*Set task*. Count how many lines below include the string "JSON", and give that number without anything else.

*Dataset*.
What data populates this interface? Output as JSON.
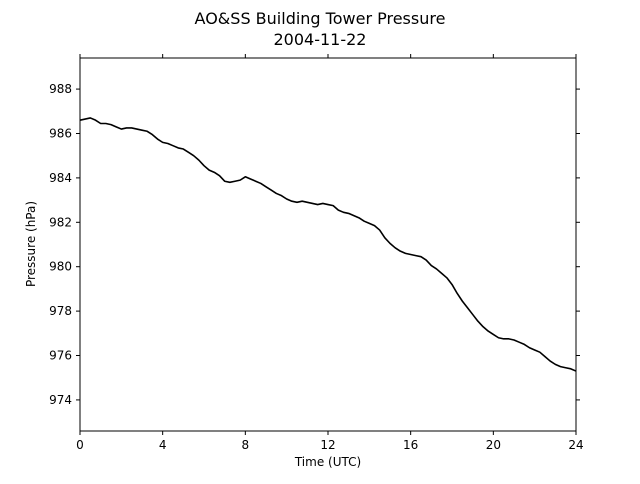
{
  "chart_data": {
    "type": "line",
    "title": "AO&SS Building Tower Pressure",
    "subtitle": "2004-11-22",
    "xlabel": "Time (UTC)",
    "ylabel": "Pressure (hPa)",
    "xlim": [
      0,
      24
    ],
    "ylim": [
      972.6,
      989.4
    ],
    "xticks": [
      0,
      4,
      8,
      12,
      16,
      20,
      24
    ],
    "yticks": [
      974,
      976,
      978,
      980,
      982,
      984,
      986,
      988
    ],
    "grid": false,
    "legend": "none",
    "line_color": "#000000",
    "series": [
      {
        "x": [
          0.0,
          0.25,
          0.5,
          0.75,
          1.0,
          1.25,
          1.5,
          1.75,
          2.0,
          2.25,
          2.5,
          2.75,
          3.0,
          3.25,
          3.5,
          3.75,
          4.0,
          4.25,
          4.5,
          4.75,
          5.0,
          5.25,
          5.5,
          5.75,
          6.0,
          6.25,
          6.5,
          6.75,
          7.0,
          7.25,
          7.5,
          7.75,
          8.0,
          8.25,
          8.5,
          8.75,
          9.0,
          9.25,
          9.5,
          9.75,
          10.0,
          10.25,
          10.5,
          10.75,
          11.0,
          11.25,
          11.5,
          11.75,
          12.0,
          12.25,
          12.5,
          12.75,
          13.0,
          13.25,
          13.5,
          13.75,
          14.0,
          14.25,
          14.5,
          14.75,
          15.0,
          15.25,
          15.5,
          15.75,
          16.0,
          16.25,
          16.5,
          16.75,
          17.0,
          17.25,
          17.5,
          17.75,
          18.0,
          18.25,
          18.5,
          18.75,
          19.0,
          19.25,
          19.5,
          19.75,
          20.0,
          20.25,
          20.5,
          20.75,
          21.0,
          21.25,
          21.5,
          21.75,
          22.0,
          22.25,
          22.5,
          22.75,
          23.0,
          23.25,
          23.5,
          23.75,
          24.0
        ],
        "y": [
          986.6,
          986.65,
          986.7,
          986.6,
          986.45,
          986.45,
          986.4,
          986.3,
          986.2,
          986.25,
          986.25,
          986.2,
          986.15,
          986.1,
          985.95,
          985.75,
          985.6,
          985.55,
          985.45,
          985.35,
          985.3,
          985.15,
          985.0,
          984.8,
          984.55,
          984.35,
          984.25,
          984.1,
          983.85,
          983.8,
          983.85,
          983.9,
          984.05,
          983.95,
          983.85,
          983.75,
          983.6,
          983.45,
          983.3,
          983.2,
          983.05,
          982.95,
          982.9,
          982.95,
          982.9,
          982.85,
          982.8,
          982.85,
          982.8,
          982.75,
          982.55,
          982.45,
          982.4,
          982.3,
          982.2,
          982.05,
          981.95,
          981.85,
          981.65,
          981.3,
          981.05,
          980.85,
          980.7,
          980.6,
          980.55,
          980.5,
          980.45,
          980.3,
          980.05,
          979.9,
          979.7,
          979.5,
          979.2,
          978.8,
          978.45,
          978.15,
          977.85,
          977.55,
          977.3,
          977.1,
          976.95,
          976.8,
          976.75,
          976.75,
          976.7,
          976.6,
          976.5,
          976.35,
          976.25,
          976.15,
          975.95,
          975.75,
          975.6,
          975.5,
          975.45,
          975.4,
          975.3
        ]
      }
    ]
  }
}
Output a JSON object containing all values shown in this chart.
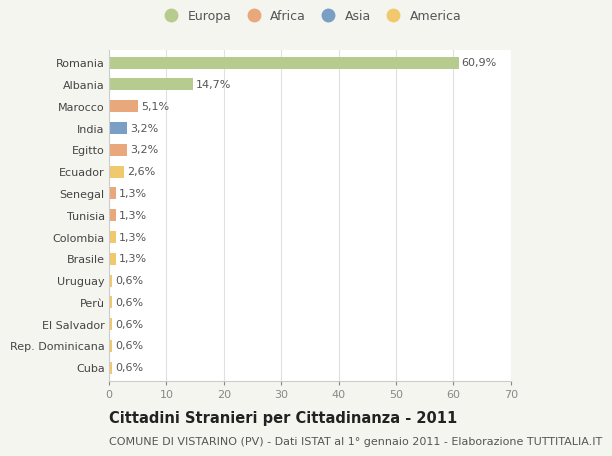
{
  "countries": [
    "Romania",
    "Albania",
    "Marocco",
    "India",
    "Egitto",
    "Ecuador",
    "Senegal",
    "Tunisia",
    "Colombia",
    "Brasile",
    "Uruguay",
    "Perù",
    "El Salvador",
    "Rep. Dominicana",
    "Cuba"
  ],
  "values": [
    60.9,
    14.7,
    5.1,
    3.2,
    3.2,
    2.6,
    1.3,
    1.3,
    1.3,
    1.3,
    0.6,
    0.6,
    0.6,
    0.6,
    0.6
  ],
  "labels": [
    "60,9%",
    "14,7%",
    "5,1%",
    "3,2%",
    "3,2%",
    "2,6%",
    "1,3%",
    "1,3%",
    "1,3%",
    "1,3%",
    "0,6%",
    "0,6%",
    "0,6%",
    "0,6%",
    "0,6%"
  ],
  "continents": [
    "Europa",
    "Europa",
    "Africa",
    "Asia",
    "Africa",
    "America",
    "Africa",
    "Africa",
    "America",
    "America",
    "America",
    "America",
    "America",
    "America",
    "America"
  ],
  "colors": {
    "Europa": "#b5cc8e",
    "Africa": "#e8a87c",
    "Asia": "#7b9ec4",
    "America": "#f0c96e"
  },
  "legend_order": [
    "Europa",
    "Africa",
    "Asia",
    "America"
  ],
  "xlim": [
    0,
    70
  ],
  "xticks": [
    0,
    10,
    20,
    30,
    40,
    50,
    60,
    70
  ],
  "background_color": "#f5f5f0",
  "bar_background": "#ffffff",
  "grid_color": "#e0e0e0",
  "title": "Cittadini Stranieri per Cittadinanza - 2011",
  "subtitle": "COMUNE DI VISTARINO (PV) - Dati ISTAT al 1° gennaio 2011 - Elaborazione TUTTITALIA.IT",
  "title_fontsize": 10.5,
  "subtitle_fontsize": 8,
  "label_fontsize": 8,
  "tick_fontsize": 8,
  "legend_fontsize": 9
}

*Task output*. 2